**GIVEN REQUEST**
Leave out the pictures and transcribe the rest of the records exactly.

+ + + +

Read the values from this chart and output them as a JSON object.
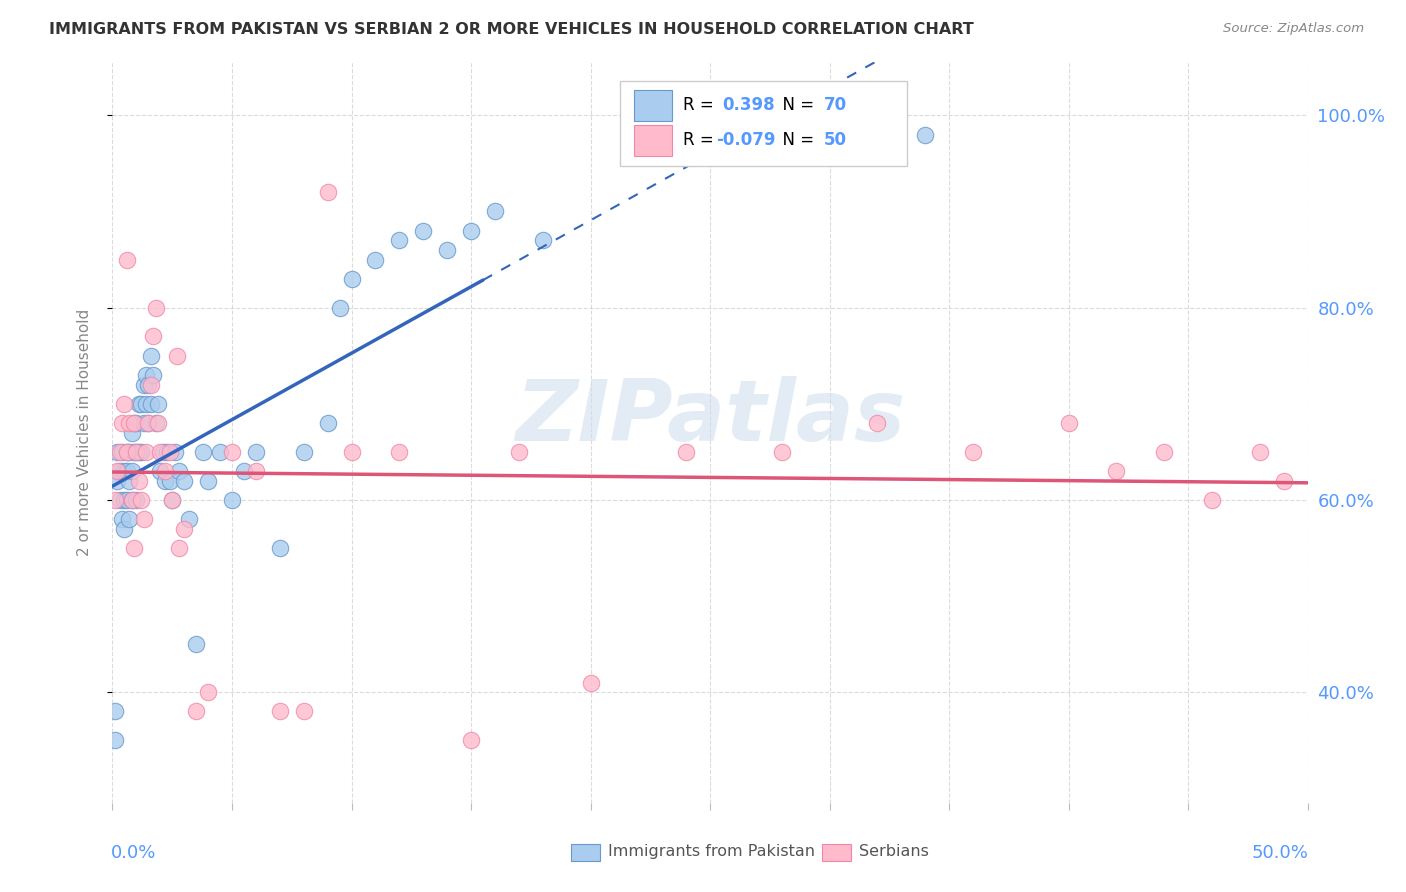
{
  "title": "IMMIGRANTS FROM PAKISTAN VS SERBIAN 2 OR MORE VEHICLES IN HOUSEHOLD CORRELATION CHART",
  "source": "Source: ZipAtlas.com",
  "ylabel": "2 or more Vehicles in Household",
  "xlim": [
    0.0,
    0.5
  ],
  "ylim": [
    0.285,
    1.055
  ],
  "r_pakistan": 0.398,
  "n_pakistan": 70,
  "r_serbian": -0.079,
  "n_serbian": 50,
  "watermark": "ZIPatlas",
  "blue_marker_color": "#AACCEE",
  "blue_edge_color": "#6699CC",
  "pink_marker_color": "#FFBBCC",
  "pink_edge_color": "#EE88AA",
  "blue_line_color": "#3366BB",
  "pink_line_color": "#DD5577",
  "pakistan_x": [
    0.001,
    0.001,
    0.002,
    0.002,
    0.003,
    0.003,
    0.004,
    0.004,
    0.005,
    0.005,
    0.005,
    0.006,
    0.006,
    0.006,
    0.007,
    0.007,
    0.007,
    0.008,
    0.008,
    0.008,
    0.009,
    0.009,
    0.01,
    0.01,
    0.01,
    0.011,
    0.011,
    0.012,
    0.012,
    0.013,
    0.013,
    0.014,
    0.014,
    0.015,
    0.015,
    0.016,
    0.016,
    0.017,
    0.018,
    0.019,
    0.02,
    0.021,
    0.022,
    0.023,
    0.024,
    0.025,
    0.026,
    0.028,
    0.03,
    0.032,
    0.035,
    0.038,
    0.04,
    0.045,
    0.05,
    0.055,
    0.06,
    0.07,
    0.08,
    0.09,
    0.095,
    0.1,
    0.11,
    0.12,
    0.13,
    0.14,
    0.15,
    0.16,
    0.18,
    0.34
  ],
  "pakistan_y": [
    0.38,
    0.35,
    0.62,
    0.65,
    0.6,
    0.63,
    0.58,
    0.65,
    0.6,
    0.63,
    0.57,
    0.6,
    0.65,
    0.63,
    0.58,
    0.62,
    0.65,
    0.6,
    0.63,
    0.67,
    0.65,
    0.68,
    0.6,
    0.65,
    0.68,
    0.65,
    0.7,
    0.65,
    0.7,
    0.68,
    0.72,
    0.7,
    0.73,
    0.68,
    0.72,
    0.7,
    0.75,
    0.73,
    0.68,
    0.7,
    0.63,
    0.65,
    0.62,
    0.65,
    0.62,
    0.6,
    0.65,
    0.63,
    0.62,
    0.58,
    0.45,
    0.65,
    0.62,
    0.65,
    0.6,
    0.63,
    0.65,
    0.55,
    0.65,
    0.68,
    0.8,
    0.83,
    0.85,
    0.87,
    0.88,
    0.86,
    0.88,
    0.9,
    0.87,
    0.98
  ],
  "serbian_x": [
    0.001,
    0.002,
    0.003,
    0.004,
    0.005,
    0.006,
    0.006,
    0.007,
    0.008,
    0.009,
    0.009,
    0.01,
    0.011,
    0.012,
    0.013,
    0.014,
    0.015,
    0.016,
    0.017,
    0.018,
    0.019,
    0.02,
    0.022,
    0.024,
    0.025,
    0.027,
    0.028,
    0.03,
    0.035,
    0.04,
    0.05,
    0.06,
    0.07,
    0.08,
    0.09,
    0.1,
    0.12,
    0.15,
    0.17,
    0.2,
    0.24,
    0.28,
    0.32,
    0.36,
    0.4,
    0.42,
    0.44,
    0.46,
    0.48,
    0.49
  ],
  "serbian_y": [
    0.6,
    0.63,
    0.65,
    0.68,
    0.7,
    0.65,
    0.85,
    0.68,
    0.6,
    0.55,
    0.68,
    0.65,
    0.62,
    0.6,
    0.58,
    0.65,
    0.68,
    0.72,
    0.77,
    0.8,
    0.68,
    0.65,
    0.63,
    0.65,
    0.6,
    0.75,
    0.55,
    0.57,
    0.38,
    0.4,
    0.65,
    0.63,
    0.38,
    0.38,
    0.92,
    0.65,
    0.65,
    0.35,
    0.65,
    0.41,
    0.65,
    0.65,
    0.68,
    0.65,
    0.68,
    0.63,
    0.65,
    0.6,
    0.65,
    0.62
  ],
  "y_ticks": [
    0.4,
    0.6,
    0.8,
    1.0
  ],
  "x_ticks": [
    0.0,
    0.05,
    0.1,
    0.15,
    0.2,
    0.25,
    0.3,
    0.35,
    0.4,
    0.45,
    0.5
  ]
}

+ + + +

**ANSWER TO THE EXERCISE**
Read the values from this chart and output them as a JSON object.
{
  "title": "IMMIGRANTS FROM PAKISTAN VS SERBIAN 2 OR MORE VEHICLES IN HOUSEHOLD CORRELATION CHART",
  "source": "Source: ZipAtlas.com",
  "ylabel": "2 or more Vehicles in Household",
  "xlim": [
    0.0,
    0.5
  ],
  "ylim": [
    0.285,
    1.055
  ],
  "r_pakistan": 0.398,
  "n_pakistan": 70,
  "r_serbian": -0.079,
  "n_serbian": 50,
  "watermark": "ZIPatlas",
  "blue_marker_color": "#AACCEE",
  "blue_edge_color": "#6699CC",
  "pink_marker_color": "#FFBBCC",
  "pink_edge_color": "#EE88AA",
  "blue_line_color": "#3366BB",
  "pink_line_color": "#DD5577",
  "pakistan_x": [
    0.001,
    0.001,
    0.002,
    0.002,
    0.003,
    0.003,
    0.004,
    0.004,
    0.005,
    0.005,
    0.005,
    0.006,
    0.006,
    0.006,
    0.007,
    0.007,
    0.007,
    0.008,
    0.008,
    0.008,
    0.009,
    0.009,
    0.01,
    0.01,
    0.01,
    0.011,
    0.011,
    0.012,
    0.012,
    0.013,
    0.013,
    0.014,
    0.014,
    0.015,
    0.015,
    0.016,
    0.016,
    0.017,
    0.018,
    0.019,
    0.02,
    0.021,
    0.022,
    0.023,
    0.024,
    0.025,
    0.026,
    0.028,
    0.03,
    0.032,
    0.035,
    0.038,
    0.04,
    0.045,
    0.05,
    0.055,
    0.06,
    0.07,
    0.08,
    0.09,
    0.095,
    0.1,
    0.11,
    0.12,
    0.13,
    0.14,
    0.15,
    0.16,
    0.18,
    0.34
  ],
  "pakistan_y": [
    0.38,
    0.35,
    0.62,
    0.65,
    0.6,
    0.63,
    0.58,
    0.65,
    0.6,
    0.63,
    0.57,
    0.6,
    0.65,
    0.63,
    0.58,
    0.62,
    0.65,
    0.6,
    0.63,
    0.67,
    0.65,
    0.68,
    0.6,
    0.65,
    0.68,
    0.65,
    0.7,
    0.65,
    0.7,
    0.68,
    0.72,
    0.7,
    0.73,
    0.68,
    0.72,
    0.7,
    0.75,
    0.73,
    0.68,
    0.7,
    0.63,
    0.65,
    0.62,
    0.65,
    0.62,
    0.6,
    0.65,
    0.63,
    0.62,
    0.58,
    0.45,
    0.65,
    0.62,
    0.65,
    0.6,
    0.63,
    0.65,
    0.55,
    0.65,
    0.68,
    0.8,
    0.83,
    0.85,
    0.87,
    0.88,
    0.86,
    0.88,
    0.9,
    0.87,
    0.98
  ],
  "serbian_x": [
    0.001,
    0.002,
    0.003,
    0.004,
    0.005,
    0.006,
    0.006,
    0.007,
    0.008,
    0.009,
    0.009,
    0.01,
    0.011,
    0.012,
    0.013,
    0.014,
    0.015,
    0.016,
    0.017,
    0.018,
    0.019,
    0.02,
    0.022,
    0.024,
    0.025,
    0.027,
    0.028,
    0.03,
    0.035,
    0.04,
    0.05,
    0.06,
    0.07,
    0.08,
    0.09,
    0.1,
    0.12,
    0.15,
    0.17,
    0.2,
    0.24,
    0.28,
    0.32,
    0.36,
    0.4,
    0.42,
    0.44,
    0.46,
    0.48,
    0.49
  ],
  "serbian_y": [
    0.6,
    0.63,
    0.65,
    0.68,
    0.7,
    0.65,
    0.85,
    0.68,
    0.6,
    0.55,
    0.68,
    0.65,
    0.62,
    0.6,
    0.58,
    0.65,
    0.68,
    0.72,
    0.77,
    0.8,
    0.68,
    0.65,
    0.63,
    0.65,
    0.6,
    0.75,
    0.55,
    0.57,
    0.38,
    0.4,
    0.65,
    0.63,
    0.38,
    0.38,
    0.92,
    0.65,
    0.65,
    0.35,
    0.65,
    0.41,
    0.65,
    0.65,
    0.68,
    0.65,
    0.68,
    0.63,
    0.65,
    0.6,
    0.65,
    0.62
  ],
  "y_ticks": [
    0.4,
    0.6,
    0.8,
    1.0
  ],
  "x_ticks": [
    0.0,
    0.05,
    0.1,
    0.15,
    0.2,
    0.25,
    0.3,
    0.35,
    0.4,
    0.45,
    0.5
  ]
}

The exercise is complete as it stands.